A block of data:
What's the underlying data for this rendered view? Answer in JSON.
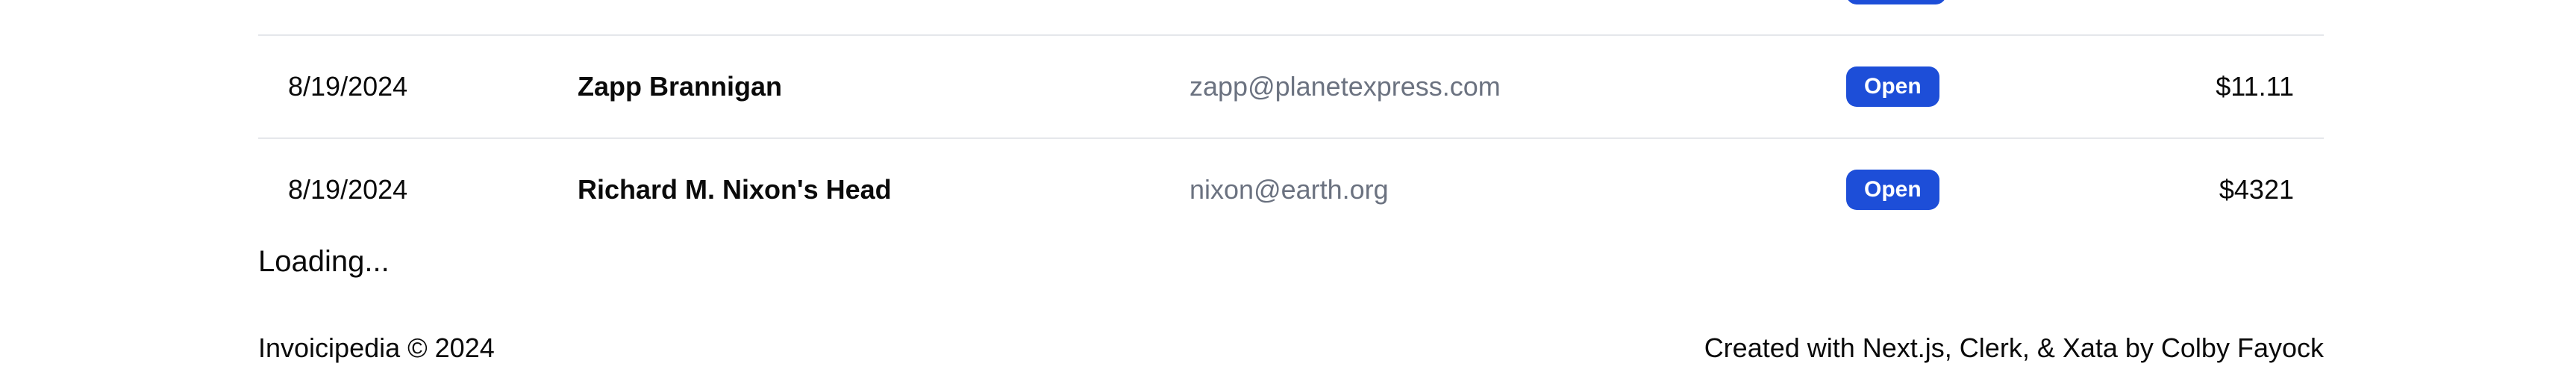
{
  "invoices": {
    "rows": [
      {
        "date": "8/19/2024",
        "name": "Zapp Brannigan",
        "email": "zapp@planetexpress.com",
        "status": "Open",
        "amount": "$11.11"
      },
      {
        "date": "8/19/2024",
        "name": "Richard M. Nixon's Head",
        "email": "nixon@earth.org",
        "status": "Open",
        "amount": "$4321"
      }
    ]
  },
  "loading_text": "Loading...",
  "footer": {
    "copyright": "Invoicipedia © 2024",
    "credits": "Created with Next.js, Clerk, & Xata by Colby Fayock"
  },
  "colors": {
    "status_open": "#1d4ed8",
    "email_text": "#6b7280",
    "divider": "#e5e7eb"
  }
}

*Task to complete*. Without the pictures, write out all of the material exactly.

*The answer*.
What's the underlying data for this rendered view? Answer in JSON.
{
  "invoices": {
    "rows": [
      {
        "date": "8/19/2024",
        "name": "Zapp Brannigan",
        "email": "zapp@planetexpress.com",
        "status": "Open",
        "amount": "$11.11"
      },
      {
        "date": "8/19/2024",
        "name": "Richard M. Nixon's Head",
        "email": "nixon@earth.org",
        "status": "Open",
        "amount": "$4321"
      }
    ]
  },
  "loading_text": "Loading...",
  "footer": {
    "copyright": "Invoicipedia © 2024",
    "credits": "Created with Next.js, Clerk, & Xata by Colby Fayock"
  },
  "colors": {
    "status_open": "#1d4ed8",
    "email_text": "#6b7280",
    "divider": "#e5e7eb"
  }
}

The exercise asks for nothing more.